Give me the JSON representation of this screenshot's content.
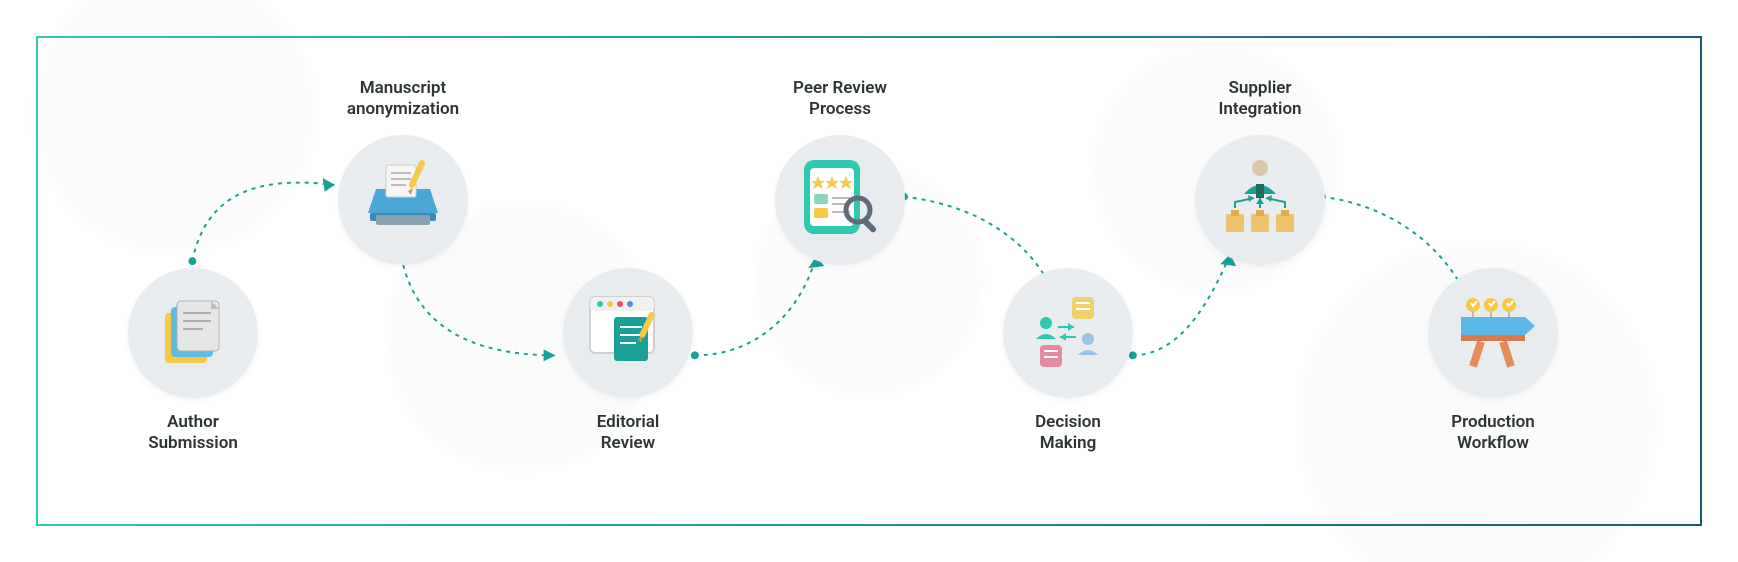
{
  "diagram": {
    "steps": [
      {
        "id": "author-submission",
        "label": "Author\nSubmission"
      },
      {
        "id": "manuscript-anonymization",
        "label": "Manuscript\nanonymization"
      },
      {
        "id": "editorial-review",
        "label": "Editorial\nReview"
      },
      {
        "id": "peer-review-process",
        "label": "Peer Review\nProcess"
      },
      {
        "id": "decision-making",
        "label": "Decision\nMaking"
      },
      {
        "id": "supplier-integration",
        "label": "Supplier\nIntegration"
      },
      {
        "id": "production-workflow",
        "label": "Production\nWorkflow"
      }
    ],
    "accent_color": "#1aa097"
  }
}
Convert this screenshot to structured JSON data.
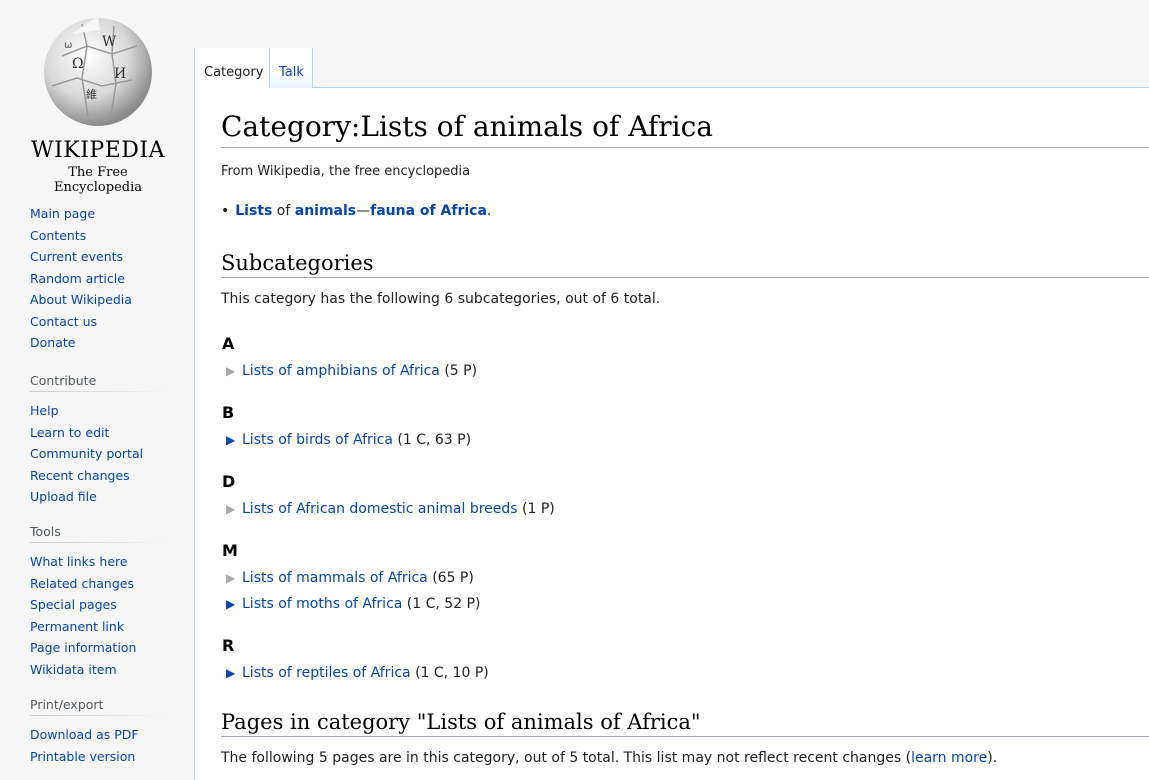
{
  "logo": {
    "wordmark": "WIKIPEDIA",
    "tagline": "The Free Encyclopedia"
  },
  "nav": {
    "main": [
      "Main page",
      "Contents",
      "Current events",
      "Random article",
      "About Wikipedia",
      "Contact us",
      "Donate"
    ],
    "contribute": {
      "heading": "Contribute",
      "items": [
        "Help",
        "Learn to edit",
        "Community portal",
        "Recent changes",
        "Upload file"
      ]
    },
    "tools": {
      "heading": "Tools",
      "items": [
        "What links here",
        "Related changes",
        "Special pages",
        "Permanent link",
        "Page information",
        "Wikidata item"
      ]
    },
    "print": {
      "heading": "Print/export",
      "items": [
        "Download as PDF",
        "Printable version"
      ]
    }
  },
  "tabs": {
    "category": "Category",
    "talk": "Talk"
  },
  "page": {
    "title": "Category:Lists of animals of Africa",
    "subtitle": "From Wikipedia, the free encyclopedia",
    "hatnote": {
      "lists": "Lists",
      "of": " of ",
      "animals": "animals",
      "dash": "—",
      "fauna": "fauna of Africa",
      "end": "."
    },
    "subcategories": {
      "heading": "Subcategories",
      "desc": "This category has the following 6 subcategories, out of 6 total.",
      "groups": [
        {
          "letter": "A",
          "items": [
            {
              "label": "Lists of amphibians of Africa",
              "count": "(5 P)",
              "expandable": false
            }
          ]
        },
        {
          "letter": "B",
          "items": [
            {
              "label": "Lists of birds of Africa",
              "count": "(1 C, 63 P)",
              "expandable": true
            }
          ]
        },
        {
          "letter": "D",
          "items": [
            {
              "label": "Lists of African domestic animal breeds",
              "count": "(1 P)",
              "expandable": false
            }
          ]
        },
        {
          "letter": "M",
          "items": [
            {
              "label": "Lists of mammals of Africa",
              "count": "(65 P)",
              "expandable": false
            },
            {
              "label": "Lists of moths of Africa",
              "count": "(1 C, 52 P)",
              "expandable": true
            }
          ]
        },
        {
          "letter": "R",
          "items": [
            {
              "label": "Lists of reptiles of Africa",
              "count": "(1 C, 10 P)",
              "expandable": true
            }
          ]
        }
      ]
    },
    "pages": {
      "heading": "Pages in category \"Lists of animals of Africa\"",
      "desc_before": "The following 5 pages are in this category, out of 5 total. This list may not reflect recent changes (",
      "learn_more": "learn more",
      "desc_after": ")."
    }
  },
  "colors": {
    "link": "#0645ad",
    "tab_border": "#a7d7f9",
    "sidebar_bg": "#f6f6f6"
  }
}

-----

Your goal: Transcribe the material exactly, and leave out whatever pictures it holds.

Exercise solution:
Give me the JSON representation of this screenshot's content.
{
  "diagram": {
    "steps": [
      {
        "id": "author-submission",
        "label": "Author\nSubmission"
      },
      {
        "id": "manuscript-anonymization",
        "label": "Manuscript\nanonymization"
      },
      {
        "id": "editorial-review",
        "label": "Editorial\nReview"
      },
      {
        "id": "peer-review-process",
        "label": "Peer Review\nProcess"
      },
      {
        "id": "decision-making",
        "label": "Decision\nMaking"
      },
      {
        "id": "supplier-integration",
        "label": "Supplier\nIntegration"
      },
      {
        "id": "production-workflow",
        "label": "Production\nWorkflow"
      }
    ],
    "accent_color": "#1aa097"
  }
}
Convert this screenshot to structured JSON data.
{
  "logo": {
    "wordmark": "WIKIPEDIA",
    "tagline": "The Free Encyclopedia"
  },
  "nav": {
    "main": [
      "Main page",
      "Contents",
      "Current events",
      "Random article",
      "About Wikipedia",
      "Contact us",
      "Donate"
    ],
    "contribute": {
      "heading": "Contribute",
      "items": [
        "Help",
        "Learn to edit",
        "Community portal",
        "Recent changes",
        "Upload file"
      ]
    },
    "tools": {
      "heading": "Tools",
      "items": [
        "What links here",
        "Related changes",
        "Special pages",
        "Permanent link",
        "Page information",
        "Wikidata item"
      ]
    },
    "print": {
      "heading": "Print/export",
      "items": [
        "Download as PDF",
        "Printable version"
      ]
    }
  },
  "tabs": {
    "category": "Category",
    "talk": "Talk"
  },
  "page": {
    "title": "Category:Lists of animals of Africa",
    "subtitle": "From Wikipedia, the free encyclopedia",
    "hatnote": {
      "lists": "Lists",
      "of": " of ",
      "animals": "animals",
      "dash": "—",
      "fauna": "fauna of Africa",
      "end": "."
    },
    "subcategories": {
      "heading": "Subcategories",
      "desc": "This category has the following 6 subcategories, out of 6 total.",
      "groups": [
        {
          "letter": "A",
          "items": [
            {
              "label": "Lists of amphibians of Africa",
              "count": "(5 P)",
              "expandable": false
            }
          ]
        },
        {
          "letter": "B",
          "items": [
            {
              "label": "Lists of birds of Africa",
              "count": "(1 C, 63 P)",
              "expandable": true
            }
          ]
        },
        {
          "letter": "D",
          "items": [
            {
              "label": "Lists of African domestic animal breeds",
              "count": "(1 P)",
              "expandable": false
            }
          ]
        },
        {
          "letter": "M",
          "items": [
            {
              "label": "Lists of mammals of Africa",
              "count": "(65 P)",
              "expandable": false
            },
            {
              "label": "Lists of moths of Africa",
              "count": "(1 C, 52 P)",
              "expandable": true
            }
          ]
        },
        {
          "letter": "R",
          "items": [
            {
              "label": "Lists of reptiles of Africa",
              "count": "(1 C, 10 P)",
              "expandable": true
            }
          ]
        }
      ]
    },
    "pages": {
      "heading": "Pages in category \"Lists of animals of Africa\"",
      "desc_before": "The following 5 pages are in this category, out of 5 total. This list may not reflect recent changes (",
      "learn_more": "learn more",
      "desc_after": ")."
    }
  },
  "colors": {
    "link": "#0645ad",
    "tab_border": "#a7d7f9",
    "sidebar_bg": "#f6f6f6"
  }
}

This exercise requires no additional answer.